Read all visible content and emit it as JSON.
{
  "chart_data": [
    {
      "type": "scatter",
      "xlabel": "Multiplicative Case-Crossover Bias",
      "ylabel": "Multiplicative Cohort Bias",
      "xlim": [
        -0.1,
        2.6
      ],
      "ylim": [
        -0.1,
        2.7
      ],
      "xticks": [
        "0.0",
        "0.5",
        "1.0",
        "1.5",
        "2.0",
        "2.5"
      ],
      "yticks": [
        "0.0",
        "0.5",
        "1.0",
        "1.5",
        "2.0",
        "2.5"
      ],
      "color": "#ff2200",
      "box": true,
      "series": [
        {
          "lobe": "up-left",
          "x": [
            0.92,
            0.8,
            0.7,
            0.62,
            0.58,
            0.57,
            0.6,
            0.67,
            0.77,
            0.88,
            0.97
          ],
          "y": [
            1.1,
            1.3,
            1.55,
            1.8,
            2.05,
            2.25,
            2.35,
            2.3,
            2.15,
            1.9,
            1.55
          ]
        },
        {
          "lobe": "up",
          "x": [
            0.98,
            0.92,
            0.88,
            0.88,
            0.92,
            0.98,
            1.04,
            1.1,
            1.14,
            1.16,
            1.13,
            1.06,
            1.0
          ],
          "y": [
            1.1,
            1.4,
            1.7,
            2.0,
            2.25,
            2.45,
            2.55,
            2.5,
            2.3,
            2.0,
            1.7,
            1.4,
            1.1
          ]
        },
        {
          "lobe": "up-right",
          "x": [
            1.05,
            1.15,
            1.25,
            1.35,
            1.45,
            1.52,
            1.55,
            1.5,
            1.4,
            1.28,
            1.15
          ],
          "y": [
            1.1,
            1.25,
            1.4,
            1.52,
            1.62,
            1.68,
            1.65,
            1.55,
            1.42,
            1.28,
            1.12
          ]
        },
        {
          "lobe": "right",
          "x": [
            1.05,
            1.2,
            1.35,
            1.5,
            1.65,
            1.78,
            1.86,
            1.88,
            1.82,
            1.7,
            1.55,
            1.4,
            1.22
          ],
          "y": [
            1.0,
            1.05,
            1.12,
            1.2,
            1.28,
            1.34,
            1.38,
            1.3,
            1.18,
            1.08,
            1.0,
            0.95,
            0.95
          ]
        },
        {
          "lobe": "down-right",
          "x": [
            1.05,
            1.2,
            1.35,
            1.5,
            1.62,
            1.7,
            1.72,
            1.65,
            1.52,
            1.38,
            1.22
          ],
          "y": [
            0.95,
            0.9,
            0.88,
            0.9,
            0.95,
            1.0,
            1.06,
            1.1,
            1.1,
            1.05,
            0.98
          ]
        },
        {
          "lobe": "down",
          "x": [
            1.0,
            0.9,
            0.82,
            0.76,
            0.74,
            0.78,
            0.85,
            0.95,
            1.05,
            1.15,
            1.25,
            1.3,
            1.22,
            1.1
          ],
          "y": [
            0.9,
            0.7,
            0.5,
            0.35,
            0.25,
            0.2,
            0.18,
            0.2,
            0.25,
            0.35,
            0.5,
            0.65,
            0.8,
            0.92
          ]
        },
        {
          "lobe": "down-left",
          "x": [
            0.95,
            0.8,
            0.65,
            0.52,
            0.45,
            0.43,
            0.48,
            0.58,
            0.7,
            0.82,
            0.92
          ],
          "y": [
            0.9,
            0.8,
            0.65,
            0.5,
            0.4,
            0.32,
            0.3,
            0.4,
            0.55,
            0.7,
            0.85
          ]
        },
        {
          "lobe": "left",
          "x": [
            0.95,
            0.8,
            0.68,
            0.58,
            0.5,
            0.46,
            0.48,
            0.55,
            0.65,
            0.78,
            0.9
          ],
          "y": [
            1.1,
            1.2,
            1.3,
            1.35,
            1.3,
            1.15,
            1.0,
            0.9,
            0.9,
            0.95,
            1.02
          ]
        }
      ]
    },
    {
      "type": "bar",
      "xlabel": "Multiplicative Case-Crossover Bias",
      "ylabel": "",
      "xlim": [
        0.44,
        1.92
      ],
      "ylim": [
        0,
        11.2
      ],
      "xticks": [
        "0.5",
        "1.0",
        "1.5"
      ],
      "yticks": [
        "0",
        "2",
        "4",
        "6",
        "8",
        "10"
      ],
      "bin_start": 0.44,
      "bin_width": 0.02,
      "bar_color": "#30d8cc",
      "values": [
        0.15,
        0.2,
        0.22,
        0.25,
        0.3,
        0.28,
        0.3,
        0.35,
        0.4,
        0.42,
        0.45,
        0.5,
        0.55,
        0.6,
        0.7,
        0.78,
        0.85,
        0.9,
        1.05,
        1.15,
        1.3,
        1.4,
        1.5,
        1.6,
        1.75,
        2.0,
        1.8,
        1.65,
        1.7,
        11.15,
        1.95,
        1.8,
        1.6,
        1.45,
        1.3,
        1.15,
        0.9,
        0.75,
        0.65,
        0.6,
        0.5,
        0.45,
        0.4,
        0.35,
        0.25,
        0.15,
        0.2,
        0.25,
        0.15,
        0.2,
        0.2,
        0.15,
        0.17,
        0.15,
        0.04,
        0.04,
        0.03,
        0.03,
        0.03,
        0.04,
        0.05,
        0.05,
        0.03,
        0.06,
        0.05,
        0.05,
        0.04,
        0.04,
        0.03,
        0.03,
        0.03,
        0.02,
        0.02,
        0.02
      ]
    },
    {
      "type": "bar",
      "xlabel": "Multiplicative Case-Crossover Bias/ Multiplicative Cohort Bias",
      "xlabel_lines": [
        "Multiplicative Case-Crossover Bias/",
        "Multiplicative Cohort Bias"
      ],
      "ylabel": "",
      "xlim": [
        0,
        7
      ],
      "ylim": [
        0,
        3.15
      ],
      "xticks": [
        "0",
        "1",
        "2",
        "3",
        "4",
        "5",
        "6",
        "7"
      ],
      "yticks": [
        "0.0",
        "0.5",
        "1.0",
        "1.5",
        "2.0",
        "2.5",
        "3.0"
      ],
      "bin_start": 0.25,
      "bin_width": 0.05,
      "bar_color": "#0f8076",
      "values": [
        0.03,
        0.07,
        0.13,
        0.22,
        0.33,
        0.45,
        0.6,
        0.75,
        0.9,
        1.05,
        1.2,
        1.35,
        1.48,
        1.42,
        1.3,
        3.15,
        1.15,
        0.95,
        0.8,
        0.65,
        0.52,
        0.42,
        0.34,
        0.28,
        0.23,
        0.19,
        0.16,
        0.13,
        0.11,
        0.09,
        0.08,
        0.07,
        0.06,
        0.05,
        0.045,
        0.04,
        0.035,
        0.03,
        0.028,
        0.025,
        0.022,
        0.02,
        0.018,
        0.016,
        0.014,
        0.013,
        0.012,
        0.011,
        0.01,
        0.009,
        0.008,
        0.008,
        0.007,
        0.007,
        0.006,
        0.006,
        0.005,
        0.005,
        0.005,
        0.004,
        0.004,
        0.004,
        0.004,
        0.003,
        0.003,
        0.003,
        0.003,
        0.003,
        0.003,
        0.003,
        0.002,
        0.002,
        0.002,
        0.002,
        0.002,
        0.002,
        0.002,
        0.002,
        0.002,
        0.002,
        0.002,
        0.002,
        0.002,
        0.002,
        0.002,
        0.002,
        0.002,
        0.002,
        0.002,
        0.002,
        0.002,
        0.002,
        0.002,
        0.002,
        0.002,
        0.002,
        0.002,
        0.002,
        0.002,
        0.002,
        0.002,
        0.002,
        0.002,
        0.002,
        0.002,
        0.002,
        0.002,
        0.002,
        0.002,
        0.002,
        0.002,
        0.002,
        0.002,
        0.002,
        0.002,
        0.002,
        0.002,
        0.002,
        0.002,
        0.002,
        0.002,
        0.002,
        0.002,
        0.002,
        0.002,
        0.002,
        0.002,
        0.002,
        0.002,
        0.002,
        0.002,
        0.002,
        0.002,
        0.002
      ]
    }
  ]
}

▬▬▬

### WHAT YOU ARE ASKED TO DO
Filter the records above and return every line that holds the word "lobe".

### SOLUTION
          "lobe": "up-left",
          "lobe": "up",
          "lobe": "up-right",
          "lobe": "right",
          "lobe": "down-right",
          "lobe": "down",
          "lobe": "down-left",
          "lobe": "left",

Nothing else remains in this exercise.